++++ SUPPLIED INFORMATION ++++

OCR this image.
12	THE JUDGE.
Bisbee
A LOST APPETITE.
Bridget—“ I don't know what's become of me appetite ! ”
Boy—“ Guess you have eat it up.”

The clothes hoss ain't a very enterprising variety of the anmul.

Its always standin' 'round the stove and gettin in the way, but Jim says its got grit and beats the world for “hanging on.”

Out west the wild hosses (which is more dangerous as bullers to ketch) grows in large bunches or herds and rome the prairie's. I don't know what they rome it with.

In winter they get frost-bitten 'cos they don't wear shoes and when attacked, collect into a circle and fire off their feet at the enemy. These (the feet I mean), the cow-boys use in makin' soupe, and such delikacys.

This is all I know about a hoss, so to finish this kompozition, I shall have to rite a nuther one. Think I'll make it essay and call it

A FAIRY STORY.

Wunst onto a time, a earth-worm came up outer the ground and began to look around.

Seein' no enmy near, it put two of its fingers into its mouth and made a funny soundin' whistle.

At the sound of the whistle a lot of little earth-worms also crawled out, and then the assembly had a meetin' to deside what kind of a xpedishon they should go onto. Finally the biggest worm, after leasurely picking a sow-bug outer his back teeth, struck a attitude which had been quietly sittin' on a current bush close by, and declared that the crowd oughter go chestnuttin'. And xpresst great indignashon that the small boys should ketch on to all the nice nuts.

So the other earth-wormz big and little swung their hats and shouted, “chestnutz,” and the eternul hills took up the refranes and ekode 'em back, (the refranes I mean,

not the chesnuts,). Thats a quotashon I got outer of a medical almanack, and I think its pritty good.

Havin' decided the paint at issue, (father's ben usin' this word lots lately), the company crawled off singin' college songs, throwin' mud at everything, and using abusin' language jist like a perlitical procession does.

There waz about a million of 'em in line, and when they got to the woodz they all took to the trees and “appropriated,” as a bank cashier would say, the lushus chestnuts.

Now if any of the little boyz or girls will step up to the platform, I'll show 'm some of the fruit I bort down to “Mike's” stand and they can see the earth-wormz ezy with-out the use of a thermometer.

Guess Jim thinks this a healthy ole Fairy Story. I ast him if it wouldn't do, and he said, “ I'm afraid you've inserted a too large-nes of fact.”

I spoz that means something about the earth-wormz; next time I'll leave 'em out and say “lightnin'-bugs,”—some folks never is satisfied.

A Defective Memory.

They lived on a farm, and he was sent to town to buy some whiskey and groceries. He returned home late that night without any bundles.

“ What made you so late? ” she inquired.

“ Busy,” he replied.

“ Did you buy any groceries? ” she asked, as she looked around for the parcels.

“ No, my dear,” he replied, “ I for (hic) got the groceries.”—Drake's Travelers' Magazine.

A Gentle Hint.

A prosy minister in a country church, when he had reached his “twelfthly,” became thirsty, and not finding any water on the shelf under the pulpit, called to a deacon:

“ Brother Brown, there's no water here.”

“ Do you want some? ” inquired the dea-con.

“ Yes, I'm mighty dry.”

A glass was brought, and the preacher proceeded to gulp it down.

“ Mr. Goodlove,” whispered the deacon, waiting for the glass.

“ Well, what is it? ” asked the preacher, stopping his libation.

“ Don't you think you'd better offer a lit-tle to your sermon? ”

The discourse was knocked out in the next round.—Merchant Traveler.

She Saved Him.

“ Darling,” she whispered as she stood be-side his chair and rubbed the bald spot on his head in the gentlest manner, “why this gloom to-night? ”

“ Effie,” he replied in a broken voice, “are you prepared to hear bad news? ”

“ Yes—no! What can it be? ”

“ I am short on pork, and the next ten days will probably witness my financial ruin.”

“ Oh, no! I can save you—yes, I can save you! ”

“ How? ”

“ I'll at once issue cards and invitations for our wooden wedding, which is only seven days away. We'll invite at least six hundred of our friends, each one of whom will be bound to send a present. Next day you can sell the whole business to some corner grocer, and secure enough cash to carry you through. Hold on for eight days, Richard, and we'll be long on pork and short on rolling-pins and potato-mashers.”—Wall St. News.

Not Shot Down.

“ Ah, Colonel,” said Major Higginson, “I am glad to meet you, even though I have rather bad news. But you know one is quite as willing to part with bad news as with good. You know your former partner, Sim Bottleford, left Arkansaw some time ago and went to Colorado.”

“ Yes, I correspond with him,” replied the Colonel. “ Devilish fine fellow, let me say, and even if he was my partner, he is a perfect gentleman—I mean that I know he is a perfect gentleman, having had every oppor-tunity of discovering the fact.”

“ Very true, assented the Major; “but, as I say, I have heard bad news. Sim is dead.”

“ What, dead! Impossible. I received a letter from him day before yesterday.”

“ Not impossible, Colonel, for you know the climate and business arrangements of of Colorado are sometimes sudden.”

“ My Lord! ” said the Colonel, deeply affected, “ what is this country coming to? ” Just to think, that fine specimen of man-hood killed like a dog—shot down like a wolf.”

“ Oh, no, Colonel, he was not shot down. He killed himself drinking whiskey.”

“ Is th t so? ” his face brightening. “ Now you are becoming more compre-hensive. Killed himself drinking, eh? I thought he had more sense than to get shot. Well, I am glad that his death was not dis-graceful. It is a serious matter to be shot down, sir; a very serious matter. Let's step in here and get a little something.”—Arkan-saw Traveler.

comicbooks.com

++++

_WHAT YOU ARE ASKED TO DO_. Each record should come back exactly as written.

_ANSWER TO THIS EXERCISE_.
OCR this image.
12	THE JUDGE.
Bisbee
A LOST APPETITE.
Bridget—“ I don't know what's become of me appetite ! ”
Boy—“ Guess you have eat it up.”

The clothes hoss ain't a very enterprising variety of the anmul.

Its always standin' 'round the stove and gettin in the way, but Jim says its got grit and beats the world for “hanging on.”

Out west the wild hosses (which is more dangerous as bullers to ketch) grows in large bunches or herds and rome the prairie's. I don't know what they rome it with.

In winter they get frost-bitten 'cos they don't wear shoes and when attacked, collect into a circle and fire off their feet at the enemy. These (the feet I mean), the cow-boys use in makin' soupe, and such delikacys.

This is all I know about a hoss, so to finish this kompozition, I shall have to rite a nuther one. Think I'll make it essay and call it

A FAIRY STORY.

Wunst onto a time, a earth-worm came up outer the ground and began to look around.

Seein' no enmy near, it put two of its fingers into its mouth and made a funny soundin' whistle.

At the sound of the whistle a lot of little earth-worms also crawled out, and then the assembly had a meetin' to deside what kind of a xpedishon they should go onto. Finally the biggest worm, after leasurely picking a sow-bug outer his back teeth, struck a attitude which had been quietly sittin' on a current bush close by, and declared that the crowd oughter go chestnuttin'. And xpresst great indignashon that the small boys should ketch on to all the nice nuts.

So the other earth-wormz big and little swung their hats and shouted, “chestnutz,” and the eternul hills took up the refranes and ekode 'em back, (the refranes I mean,

not the chesnuts,). Thats a quotashon I got outer of a medical almanack, and I think its pritty good.

Havin' decided the paint at issue, (father's ben usin' this word lots lately), the company crawled off singin' college songs, throwin' mud at everything, and using abusin' language jist like a perlitical procession does.

There waz about a million of 'em in line, and when they got to the woodz they all took to the trees and “appropriated,” as a bank cashier would say, the lushus chestnuts.

Now if any of the little boyz or girls will step up to the platform, I'll show 'm some of the fruit I bort down to “Mike's” stand and they can see the earth-wormz ezy with-out the use of a thermometer.

Guess Jim thinks this a healthy ole Fairy Story. I ast him if it wouldn't do, and he said, “ I'm afraid you've inserted a too large-nes of fact.”

I spoz that means something about the earth-wormz; next time I'll leave 'em out and say “lightnin'-bugs,”—some folks never is satisfied.

A Defective Memory.

They lived on a farm, and he was sent to town to buy some whiskey and groceries. He returned home late that night without any bundles.

“ What made you so late? ” she inquired.

“ Busy,” he replied.

“ Did you buy any groceries? ” she asked, as she looked around for the parcels.

“ No, my dear,” he replied, “ I for (hic) got the groceries.”—Drake's Travelers' Magazine.

A Gentle Hint.

A prosy minister in a country church, when he had reached his “twelfthly,” became thirsty, and not finding any water on the shelf under the pulpit, called to a deacon:

“ Brother Brown, there's no water here.”

“ Do you want some? ” inquired the dea-con.

“ Yes, I'm mighty dry.”

A glass was brought, and the preacher proceeded to gulp it down.

“ Mr. Goodlove,” whispered the deacon, waiting for the glass.

“ Well, what is it? ” asked the preacher, stopping his libation.

“ Don't you think you'd better offer a lit-tle to your sermon? ”

The discourse was knocked out in the next round.—Merchant Traveler.

She Saved Him.

“ Darling,” she whispered as she stood be-side his chair and rubbed the bald spot on his head in the gentlest manner, “why this gloom to-night? ”

“ Effie,” he replied in a broken voice, “are you prepared to hear bad news? ”

“ Yes—no! What can it be? ”

“ I am short on pork, and the next ten days will probably witness my financial ruin.”

“ Oh, no! I can save you—yes, I can save you! ”

“ How? ”

“ I'll at once issue cards and invitations for our wooden wedding, which is only seven days away. We'll invite at least six hundred of our friends, each one of whom will be bound to send a present. Next day you can sell the whole business to some corner grocer, and secure enough cash to carry you through. Hold on for eight days, Richard, and we'll be long on pork and short on rolling-pins and potato-mashers.”—Wall St. News.

Not Shot Down.

“ Ah, Colonel,” said Major Higginson, “I am glad to meet you, even though I have rather bad news. But you know one is quite as willing to part with bad news as with good. You know your former partner, Sim Bottleford, left Arkansaw some time ago and went to Colorado.”

“ Yes, I correspond with him,” replied the Colonel. “ Devilish fine fellow, let me say, and even if he was my partner, he is a perfect gentleman—I mean that I know he is a perfect gentleman, having had every oppor-tunity of discovering the fact.”

“ Very true, assented the Major; “but, as I say, I have heard bad news. Sim is dead.”

“ What, dead! Impossible. I received a letter from him day before yesterday.”

“ Not impossible, Colonel, for you know the climate and business arrangements of of Colorado are sometimes sudden.”

“ My Lord! ” said the Colonel, deeply affected, “ what is this country coming to? ” Just to think, that fine specimen of man-hood killed like a dog—shot down like a wolf.”

“ Oh, no, Colonel, he was not shot down. He killed himself drinking whiskey.”

“ Is th t so? ” his face brightening. “ Now you are becoming more compre-hensive. Killed himself drinking, eh? I thought he had more sense than to get shot. Well, I am glad that his death was not dis-graceful. It is a serious matter to be shot down, sir; a very serious matter. Let's step in here and get a little something.”—Arkan-saw Traveler.

comicbooks.com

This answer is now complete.